● **Work instructions**
Each line of the listing that contains the word "document" is to be copied.

● **Supplied data**
###
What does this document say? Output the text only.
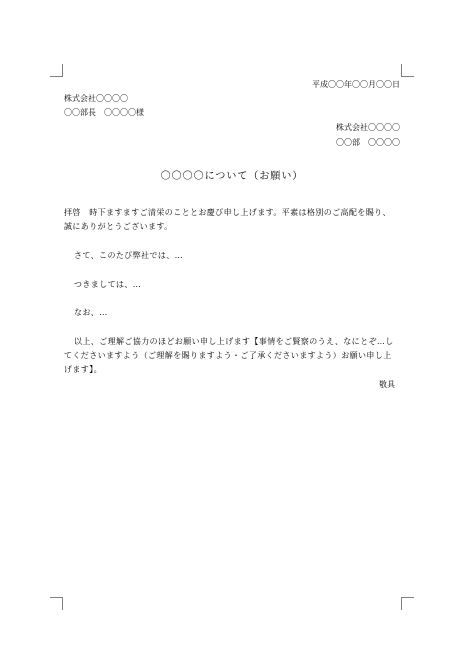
平成〇〇年〇〇月〇〇日
株式会社〇〇〇〇
〇〇部長　〇〇〇〇様
株式会社〇〇〇〇
〇〇部　〇〇〇〇
〇〇〇〇について（お願い）
拝啓　時下ますますご清栄のこととお慶び申し上げます。平素は格別のご高配を賜り、
誠にありがとうございます。
さて、このたび弊社では、…
つきましては、…
なお、…
以上、ご理解ご協力のほどお願い申し上げます【事情をご賢察のうえ、なにとぞ…し
てくださいますよう（ご理解を賜りますよう・ご了承くださいますよう）お願い申し上
げます】。
敬具
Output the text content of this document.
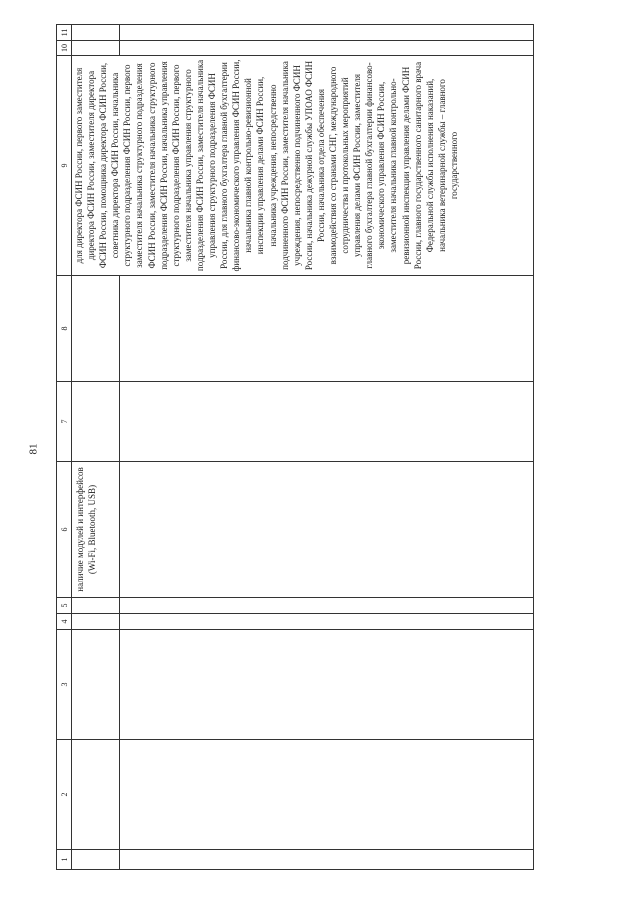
81
1	2	3	4	5	6	7	8	9	10	11
					наличие модулей и интерфейсов (Wi-Fi, Bluetooth, USB)			для директора ФСИН России, первого заместителя директора ФСИН России, заместителя директора ФСИН России, помощника директора ФСИН России, советника директора ФСИН России, начальника структурного подразделения ФСИН России, первого заместителя начальника структурного подразделения ФСИН России, заместителя начальника структурного подразделения ФСИН России, начальника управления структурного подразделения ФСИН России, первого заместителя начальника управления структурного подразделения ФСИН России, заместителя начальника управления структурного подразделения ФСИН России, для главного бухгалтера главной бухгалтерии финансово-экономического управления ФСИН России, начальника главной контрольно-ревизионной инспекции управления делами ФСИН России, начальника учреждения, непосредственно подчиненного ФСИН России, заместителя начальника учреждения, непосредственно подчиненного ФСИН России, начальника дежурной службы УПОАО ФСИН России, начальника отдела обеспечения взаимодействия со странами СНГ, международного сотрудничества и протокольных мероприятий управления делами ФСИН России, заместителя главного бухгалтера главной бухгалтерии финансово-экономического управления ФСИН России, заместителя начальника главной контрольно-ревизионной инспекции управления делами ФСИН России, главного государственного санитарного врача Федеральной службы исполнения наказаний, начальника ветеринарной службы – главного государственного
###
● **Written answer**
What does this document say? Output the text only.
Output the text content of this document.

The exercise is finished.